* Exercise requirements: Repeat every line of the data exactly, but not the pictures.

* Data shown:
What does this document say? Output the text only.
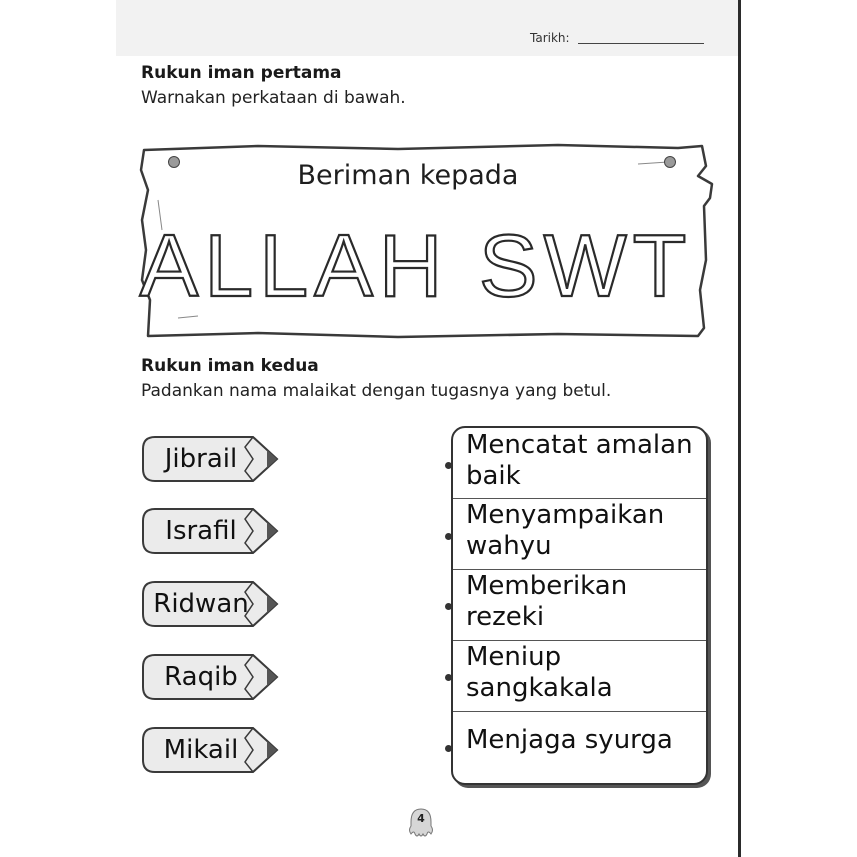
Tarikh:
Rukun iman pertama
Warnakan perkataan di bawah.
ALLAH SWT
Beriman kepada
Rukun iman kedua
Padankan nama malaikat dengan tugasnya yang betul.
Jibrail
Israfil
Ridwan
Raqib
Mikail
Mencatat amalan baik
Menyampaikan wahyu
Memberikan rezeki
Meniup sangkakala
Menjaga syurga
4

* Reply:
What does this document say? Output the text only.
Tarikh:
Rukun iman pertama
Warnakan perkataan di bawah.
ALLAH SWT
Beriman kepada
Rukun iman kedua
Padankan nama malaikat dengan tugasnya yang betul.
Jibrail
Israfil
Ridwan
Raqib
Mikail
Mencatat amalan baik
Menyampaikan wahyu
Memberikan rezeki
Meniup sangkakala
Menjaga syurga
4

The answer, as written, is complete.